**DOCUMENT EXTRACT**

/---

Awesome ride!! I just got the 24 mod V and cant wait to get it on the water.
Im looking forward to the May Tournament:texasflag


----------



## get bent (Jun 16, 2004)

*Got a few more pics for you.*

The new "Head lights" have been installed. I just love these things. I talk to Capt Chad and he told me they will also double as gigging lights pretty cool.









Thru hull installed









Pic of the side scan and thru hull installed. I sure hope it works. 









For anyone wondering what the thickness of the hull is, here you go.









Motor is completely installed and starting to install the flush mount rod holders.









Trolling motor installed.









I only have a few short days until I get to splash her!


----------



## FishAfrica (Jan 23, 2010)

Very nice rig!


----------



## get bent (Jun 16, 2004)

*OK she is 99% Finished*

She is going to be delivered to me tomorrow. Shallow Sport splashed her and did a once over and she will be delivered to me tomorrow. I think she turned out great.

Here she is on the trailer









Another pic of her on the trailer









She floats!!!!!



















Here she is head on with the "head" lights on.









Here is a close up of the Center Console. I really like the way it turned out. 









Profile pic from a little further away. 









Here is a close up picture of the dash.









I plan on taking her duck hunting and fishing a lot over the Holidays so I will post some real world numbers, Opinions, and what if's and what I should haves. There will also hopefully have some real world shot of her in the water.


----------



## BadBob (Dec 16, 2010)

thats a big boat


----------



## okmajek (May 29, 2012)

Nice big safe comfy versatile boat . Good choice
Congrats bud


----------



## teamfirstcast (Aug 23, 2006)

\---

**DATA RECORDS**
/---

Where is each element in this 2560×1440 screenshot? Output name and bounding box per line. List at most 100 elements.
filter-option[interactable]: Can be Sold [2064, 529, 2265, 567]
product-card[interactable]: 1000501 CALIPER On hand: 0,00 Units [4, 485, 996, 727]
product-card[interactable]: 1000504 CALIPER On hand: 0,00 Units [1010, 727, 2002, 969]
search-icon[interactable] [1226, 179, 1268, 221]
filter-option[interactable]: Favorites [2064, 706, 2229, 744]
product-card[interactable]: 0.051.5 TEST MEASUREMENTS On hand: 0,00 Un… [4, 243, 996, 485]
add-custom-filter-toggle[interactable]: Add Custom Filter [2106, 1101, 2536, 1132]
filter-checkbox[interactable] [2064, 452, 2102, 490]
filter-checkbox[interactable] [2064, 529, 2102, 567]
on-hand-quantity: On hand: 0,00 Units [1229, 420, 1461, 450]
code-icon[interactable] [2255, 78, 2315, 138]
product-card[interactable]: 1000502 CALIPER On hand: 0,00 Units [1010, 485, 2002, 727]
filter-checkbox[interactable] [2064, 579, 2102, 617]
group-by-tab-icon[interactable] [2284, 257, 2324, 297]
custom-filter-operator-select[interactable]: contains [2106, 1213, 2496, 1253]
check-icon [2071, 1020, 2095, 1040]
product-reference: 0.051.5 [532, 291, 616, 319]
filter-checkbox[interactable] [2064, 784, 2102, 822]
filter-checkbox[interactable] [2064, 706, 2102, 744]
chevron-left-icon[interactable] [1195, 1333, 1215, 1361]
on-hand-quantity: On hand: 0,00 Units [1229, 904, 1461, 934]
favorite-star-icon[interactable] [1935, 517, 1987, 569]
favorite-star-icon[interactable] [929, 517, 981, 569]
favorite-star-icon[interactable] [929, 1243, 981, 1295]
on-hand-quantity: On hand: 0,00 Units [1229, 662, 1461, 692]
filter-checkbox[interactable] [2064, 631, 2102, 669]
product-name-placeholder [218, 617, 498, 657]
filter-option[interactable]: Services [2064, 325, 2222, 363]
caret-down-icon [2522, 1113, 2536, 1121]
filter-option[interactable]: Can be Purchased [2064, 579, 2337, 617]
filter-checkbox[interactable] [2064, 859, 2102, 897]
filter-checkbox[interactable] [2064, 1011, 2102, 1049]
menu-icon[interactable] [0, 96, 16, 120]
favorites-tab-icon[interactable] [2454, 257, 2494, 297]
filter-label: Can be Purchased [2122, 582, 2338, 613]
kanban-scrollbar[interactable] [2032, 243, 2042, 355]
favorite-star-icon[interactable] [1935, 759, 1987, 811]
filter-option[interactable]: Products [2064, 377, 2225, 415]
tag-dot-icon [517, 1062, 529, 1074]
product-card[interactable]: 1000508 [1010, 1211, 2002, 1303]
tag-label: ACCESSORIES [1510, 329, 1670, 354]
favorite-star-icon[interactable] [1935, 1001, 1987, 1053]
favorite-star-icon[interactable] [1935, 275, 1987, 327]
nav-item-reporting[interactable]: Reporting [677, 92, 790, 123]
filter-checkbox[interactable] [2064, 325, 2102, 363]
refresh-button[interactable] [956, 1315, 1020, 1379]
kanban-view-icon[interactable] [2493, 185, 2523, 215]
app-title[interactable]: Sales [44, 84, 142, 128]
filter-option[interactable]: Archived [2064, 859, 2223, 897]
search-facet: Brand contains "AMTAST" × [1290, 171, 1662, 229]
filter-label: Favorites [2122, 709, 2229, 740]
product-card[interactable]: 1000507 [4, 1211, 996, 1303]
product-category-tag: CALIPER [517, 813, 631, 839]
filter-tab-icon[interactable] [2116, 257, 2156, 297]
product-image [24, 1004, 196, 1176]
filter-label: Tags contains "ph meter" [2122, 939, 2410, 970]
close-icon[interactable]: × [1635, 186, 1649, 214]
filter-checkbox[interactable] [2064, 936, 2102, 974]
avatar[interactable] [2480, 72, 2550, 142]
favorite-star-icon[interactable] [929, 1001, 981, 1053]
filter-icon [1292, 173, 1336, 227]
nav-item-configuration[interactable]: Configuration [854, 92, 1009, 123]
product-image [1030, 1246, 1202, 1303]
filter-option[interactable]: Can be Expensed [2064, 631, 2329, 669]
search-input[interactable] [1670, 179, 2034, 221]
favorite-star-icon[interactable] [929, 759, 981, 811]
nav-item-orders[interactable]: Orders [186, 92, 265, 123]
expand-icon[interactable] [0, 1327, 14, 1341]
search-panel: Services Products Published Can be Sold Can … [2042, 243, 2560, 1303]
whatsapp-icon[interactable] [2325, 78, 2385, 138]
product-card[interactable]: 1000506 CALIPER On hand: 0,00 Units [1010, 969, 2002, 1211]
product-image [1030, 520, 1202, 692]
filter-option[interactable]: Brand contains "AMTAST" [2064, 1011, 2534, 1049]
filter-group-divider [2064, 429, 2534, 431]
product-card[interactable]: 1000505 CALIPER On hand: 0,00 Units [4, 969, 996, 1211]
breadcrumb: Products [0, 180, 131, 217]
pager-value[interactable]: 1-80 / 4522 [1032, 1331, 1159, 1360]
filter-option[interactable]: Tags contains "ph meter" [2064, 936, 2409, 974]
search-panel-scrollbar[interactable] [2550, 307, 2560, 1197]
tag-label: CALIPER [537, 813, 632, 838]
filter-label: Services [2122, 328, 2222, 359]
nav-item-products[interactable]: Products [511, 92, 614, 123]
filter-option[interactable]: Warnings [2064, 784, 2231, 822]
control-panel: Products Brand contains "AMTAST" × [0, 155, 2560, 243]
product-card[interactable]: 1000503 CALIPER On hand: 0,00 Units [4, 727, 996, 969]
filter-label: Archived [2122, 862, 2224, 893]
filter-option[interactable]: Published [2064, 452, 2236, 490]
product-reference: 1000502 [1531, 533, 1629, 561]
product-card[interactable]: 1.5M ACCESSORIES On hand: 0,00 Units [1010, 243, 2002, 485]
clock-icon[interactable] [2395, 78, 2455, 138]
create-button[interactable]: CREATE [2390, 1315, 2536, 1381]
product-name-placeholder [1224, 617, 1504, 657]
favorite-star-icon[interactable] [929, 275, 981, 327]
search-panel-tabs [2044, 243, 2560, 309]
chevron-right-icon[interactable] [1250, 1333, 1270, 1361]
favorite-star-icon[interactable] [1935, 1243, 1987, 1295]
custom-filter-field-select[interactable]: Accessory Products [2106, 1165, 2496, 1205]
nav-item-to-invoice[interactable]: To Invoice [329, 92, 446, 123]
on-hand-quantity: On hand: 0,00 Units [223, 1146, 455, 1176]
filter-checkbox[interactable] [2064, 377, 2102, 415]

\---

**DESCRIPTION OF THE TASK**
Write the next part of the forum thread about the new boat build, starting after its final line. The entries were drawn from a separate source.

**TASK RESPONSE**
Beautiful rig! Perfect combination of fish-ability, safety, comfort, and style! I'm missing my 18 Sprint even more now...

Congratulations!!


----------



## cottonpicker (Jan 25, 2010)

I'm really digging that leaning post with the fold down armrest. Could you please post the manufacture of the back rest?


----------



## aggiefishinDr (Sep 1, 2005)

WOW!!!! It turned out great!! Please post some numbers when you have a chance to see what she can do.


----------



## texasislandboy (Apr 28, 2012)

cottonpicker said:


> I'm really digging that leaning post with the fold down armrest. Could you please post the manufacture of the back rest?


Shallow sport does all the aluminum in house. They do some very cool stuff in that shop.


----------



## get bent (Jun 16, 2004)

cottonpicker said:


> I'm really digging that leaning post with the fold down armrest. Could you please post the manufacture of the back rest?


Yes Shallow Sport did all of the custom Aluminum on the entire boat, and once again it the best thing I have seen outside of Florida as far as aluminums goes. Also just for reference my family has owned the following boats all with custom aluminum work and this is the best I have seen so far knock on wood. (Wellcraft, Century, Glacier Bay[Tops and towers], Yellowfin, Seavee, Worldcat, and Viking) Matter of fact shallow sport did everything on this boat that is not electronic or motorized, but they did install or fabricate everything. I leave in a few hours to see her!!


----------



## capfab (May 21, 2010)

shallowgal said:


> That color came out looking even better than I thought it would. I'm pretty sure that is my new favorite all-time hull color!


x 1000


----------



## Bocephus (May 30, 2008)

One word.....AWESOME !


----------



## speck trout chaser (Jun 22, 2011)

Awesome build and nice to see the process of a build!


----------



## Bob Haley (Sep 28, 2006)

So does the GPS read 60.2 mph?

Thats pretty darn good for that hull design and console with a 250 SHO!

Didnt you mention that you were also putting in over size fuel tanks?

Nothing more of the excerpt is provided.